> THE REQUEST: Sift the material for lines containing "wyłącznie", and return them.

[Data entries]
##############################

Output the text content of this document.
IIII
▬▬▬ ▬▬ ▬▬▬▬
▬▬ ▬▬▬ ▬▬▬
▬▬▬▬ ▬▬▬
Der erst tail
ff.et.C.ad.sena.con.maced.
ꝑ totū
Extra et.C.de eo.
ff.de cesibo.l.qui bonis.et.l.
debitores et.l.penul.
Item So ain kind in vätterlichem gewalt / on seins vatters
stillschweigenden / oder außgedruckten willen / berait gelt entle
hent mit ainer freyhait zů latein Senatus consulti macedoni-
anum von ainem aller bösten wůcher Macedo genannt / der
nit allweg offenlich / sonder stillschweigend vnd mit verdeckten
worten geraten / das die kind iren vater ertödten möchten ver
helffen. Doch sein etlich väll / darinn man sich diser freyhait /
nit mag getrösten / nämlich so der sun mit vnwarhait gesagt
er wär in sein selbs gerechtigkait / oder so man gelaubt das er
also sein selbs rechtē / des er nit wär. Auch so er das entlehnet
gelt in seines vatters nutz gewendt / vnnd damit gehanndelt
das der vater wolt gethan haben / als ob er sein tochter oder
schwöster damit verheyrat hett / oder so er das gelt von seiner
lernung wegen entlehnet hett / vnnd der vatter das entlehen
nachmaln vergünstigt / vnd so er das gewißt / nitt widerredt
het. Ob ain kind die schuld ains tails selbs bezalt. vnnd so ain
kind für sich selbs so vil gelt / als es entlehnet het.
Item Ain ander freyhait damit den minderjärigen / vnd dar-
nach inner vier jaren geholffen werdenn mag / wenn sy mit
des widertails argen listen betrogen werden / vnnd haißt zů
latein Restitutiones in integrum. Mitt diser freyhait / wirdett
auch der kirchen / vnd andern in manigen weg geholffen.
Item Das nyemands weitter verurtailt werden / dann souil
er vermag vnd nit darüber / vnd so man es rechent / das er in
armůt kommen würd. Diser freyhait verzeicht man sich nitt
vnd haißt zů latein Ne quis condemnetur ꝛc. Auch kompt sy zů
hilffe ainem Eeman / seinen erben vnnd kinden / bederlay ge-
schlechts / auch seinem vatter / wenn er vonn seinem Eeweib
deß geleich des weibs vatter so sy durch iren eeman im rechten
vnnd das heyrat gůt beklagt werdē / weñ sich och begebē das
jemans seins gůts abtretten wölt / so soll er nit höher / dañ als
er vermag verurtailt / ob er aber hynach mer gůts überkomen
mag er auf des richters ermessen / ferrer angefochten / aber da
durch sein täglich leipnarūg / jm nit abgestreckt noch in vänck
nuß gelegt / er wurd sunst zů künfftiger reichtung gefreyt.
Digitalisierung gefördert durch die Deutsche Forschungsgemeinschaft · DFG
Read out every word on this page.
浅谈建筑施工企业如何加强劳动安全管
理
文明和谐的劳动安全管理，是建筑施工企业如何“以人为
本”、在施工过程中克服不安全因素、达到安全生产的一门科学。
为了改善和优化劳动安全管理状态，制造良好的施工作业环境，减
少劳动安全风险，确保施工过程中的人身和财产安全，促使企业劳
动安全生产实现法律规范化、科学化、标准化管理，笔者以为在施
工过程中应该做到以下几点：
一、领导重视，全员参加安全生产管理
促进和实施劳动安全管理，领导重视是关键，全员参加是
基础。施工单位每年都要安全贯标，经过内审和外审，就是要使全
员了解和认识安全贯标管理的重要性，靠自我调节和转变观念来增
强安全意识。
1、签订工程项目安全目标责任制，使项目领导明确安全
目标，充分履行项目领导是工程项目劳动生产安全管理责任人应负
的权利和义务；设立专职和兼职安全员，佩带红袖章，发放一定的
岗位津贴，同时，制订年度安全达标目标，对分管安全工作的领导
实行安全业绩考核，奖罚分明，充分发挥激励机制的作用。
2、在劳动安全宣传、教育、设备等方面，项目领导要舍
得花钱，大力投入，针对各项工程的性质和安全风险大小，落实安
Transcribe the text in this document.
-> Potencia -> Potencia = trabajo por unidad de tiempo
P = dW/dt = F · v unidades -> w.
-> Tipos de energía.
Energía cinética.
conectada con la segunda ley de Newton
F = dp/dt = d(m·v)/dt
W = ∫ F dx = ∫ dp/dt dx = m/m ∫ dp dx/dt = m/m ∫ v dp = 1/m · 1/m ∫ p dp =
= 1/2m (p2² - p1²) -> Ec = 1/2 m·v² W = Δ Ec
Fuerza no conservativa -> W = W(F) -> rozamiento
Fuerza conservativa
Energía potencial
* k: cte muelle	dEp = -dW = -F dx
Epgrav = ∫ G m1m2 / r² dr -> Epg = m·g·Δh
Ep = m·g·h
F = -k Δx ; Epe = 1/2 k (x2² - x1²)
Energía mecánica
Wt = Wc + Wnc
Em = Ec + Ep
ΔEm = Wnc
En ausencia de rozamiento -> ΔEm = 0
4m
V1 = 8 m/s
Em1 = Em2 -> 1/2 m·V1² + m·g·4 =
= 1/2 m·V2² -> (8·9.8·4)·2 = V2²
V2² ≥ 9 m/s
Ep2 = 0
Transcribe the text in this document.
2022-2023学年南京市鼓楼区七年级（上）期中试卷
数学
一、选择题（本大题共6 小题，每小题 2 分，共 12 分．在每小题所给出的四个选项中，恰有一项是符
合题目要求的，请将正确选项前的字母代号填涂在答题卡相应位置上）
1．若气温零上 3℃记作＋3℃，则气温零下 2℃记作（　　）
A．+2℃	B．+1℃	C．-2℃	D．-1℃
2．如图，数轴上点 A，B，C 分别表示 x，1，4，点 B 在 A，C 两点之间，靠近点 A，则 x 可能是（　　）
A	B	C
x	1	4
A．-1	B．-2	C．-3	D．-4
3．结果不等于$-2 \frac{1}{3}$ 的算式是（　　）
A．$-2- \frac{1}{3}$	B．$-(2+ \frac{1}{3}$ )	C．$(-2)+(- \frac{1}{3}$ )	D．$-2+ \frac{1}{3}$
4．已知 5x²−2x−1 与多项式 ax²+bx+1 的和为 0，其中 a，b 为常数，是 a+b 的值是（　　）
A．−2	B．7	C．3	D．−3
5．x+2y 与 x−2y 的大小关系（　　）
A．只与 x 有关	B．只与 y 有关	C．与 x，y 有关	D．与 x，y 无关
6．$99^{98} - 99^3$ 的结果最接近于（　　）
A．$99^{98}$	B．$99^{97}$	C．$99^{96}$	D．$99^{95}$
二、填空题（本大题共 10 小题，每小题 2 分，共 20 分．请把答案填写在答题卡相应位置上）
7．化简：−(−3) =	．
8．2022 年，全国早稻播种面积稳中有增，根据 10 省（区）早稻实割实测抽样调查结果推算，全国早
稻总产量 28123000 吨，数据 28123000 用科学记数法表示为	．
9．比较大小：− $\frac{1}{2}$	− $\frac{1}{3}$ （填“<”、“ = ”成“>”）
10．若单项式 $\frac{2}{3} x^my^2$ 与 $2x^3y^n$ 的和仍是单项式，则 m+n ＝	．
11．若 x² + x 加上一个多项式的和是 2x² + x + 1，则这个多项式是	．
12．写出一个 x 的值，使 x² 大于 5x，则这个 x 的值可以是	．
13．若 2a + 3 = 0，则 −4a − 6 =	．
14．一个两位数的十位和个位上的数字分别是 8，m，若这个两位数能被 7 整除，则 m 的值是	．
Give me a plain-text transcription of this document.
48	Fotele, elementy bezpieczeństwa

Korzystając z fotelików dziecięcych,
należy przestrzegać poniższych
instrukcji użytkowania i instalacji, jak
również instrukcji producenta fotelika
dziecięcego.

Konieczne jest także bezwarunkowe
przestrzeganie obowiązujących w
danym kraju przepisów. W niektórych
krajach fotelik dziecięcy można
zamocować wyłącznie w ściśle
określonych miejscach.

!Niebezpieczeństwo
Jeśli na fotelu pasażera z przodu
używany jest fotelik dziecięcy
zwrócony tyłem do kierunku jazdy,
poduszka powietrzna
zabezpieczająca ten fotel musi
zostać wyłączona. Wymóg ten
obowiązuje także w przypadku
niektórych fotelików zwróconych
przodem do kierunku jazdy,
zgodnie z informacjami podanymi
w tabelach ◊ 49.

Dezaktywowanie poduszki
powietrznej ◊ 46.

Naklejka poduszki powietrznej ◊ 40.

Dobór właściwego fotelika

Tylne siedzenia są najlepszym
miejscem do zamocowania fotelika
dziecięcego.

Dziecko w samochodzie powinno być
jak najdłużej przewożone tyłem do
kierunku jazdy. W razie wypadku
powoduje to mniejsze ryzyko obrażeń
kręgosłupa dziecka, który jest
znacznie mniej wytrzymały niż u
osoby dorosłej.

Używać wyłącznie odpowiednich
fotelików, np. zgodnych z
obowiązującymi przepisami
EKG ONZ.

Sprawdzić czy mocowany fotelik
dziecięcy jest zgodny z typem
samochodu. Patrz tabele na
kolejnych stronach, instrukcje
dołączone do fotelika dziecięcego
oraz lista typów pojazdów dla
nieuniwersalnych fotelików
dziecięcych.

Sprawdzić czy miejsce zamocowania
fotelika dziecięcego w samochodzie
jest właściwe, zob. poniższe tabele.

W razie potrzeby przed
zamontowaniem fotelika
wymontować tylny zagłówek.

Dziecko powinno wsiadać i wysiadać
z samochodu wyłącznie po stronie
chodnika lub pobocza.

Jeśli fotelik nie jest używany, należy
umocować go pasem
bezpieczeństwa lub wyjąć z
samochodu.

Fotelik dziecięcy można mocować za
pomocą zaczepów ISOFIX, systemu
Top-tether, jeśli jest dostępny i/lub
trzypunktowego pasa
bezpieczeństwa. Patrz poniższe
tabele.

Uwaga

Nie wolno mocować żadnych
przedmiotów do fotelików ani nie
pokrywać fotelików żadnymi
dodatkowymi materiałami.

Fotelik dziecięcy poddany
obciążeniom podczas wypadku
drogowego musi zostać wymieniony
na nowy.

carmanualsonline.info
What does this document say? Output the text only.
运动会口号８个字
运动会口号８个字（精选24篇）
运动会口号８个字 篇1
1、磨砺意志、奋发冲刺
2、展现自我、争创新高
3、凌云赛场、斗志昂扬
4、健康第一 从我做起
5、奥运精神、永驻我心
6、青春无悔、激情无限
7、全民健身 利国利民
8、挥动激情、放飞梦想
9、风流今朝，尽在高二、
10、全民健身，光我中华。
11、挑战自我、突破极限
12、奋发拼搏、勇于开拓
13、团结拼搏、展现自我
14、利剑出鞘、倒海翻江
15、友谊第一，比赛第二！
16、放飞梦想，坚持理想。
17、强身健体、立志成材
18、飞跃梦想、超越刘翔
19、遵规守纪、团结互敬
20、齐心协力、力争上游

##############################

> SOLUTION FOR THIS EXERCISE:
zamocować wyłącznie w ściśle
Używać wyłącznie odpowiednich
z samochodu wyłącznie po stronie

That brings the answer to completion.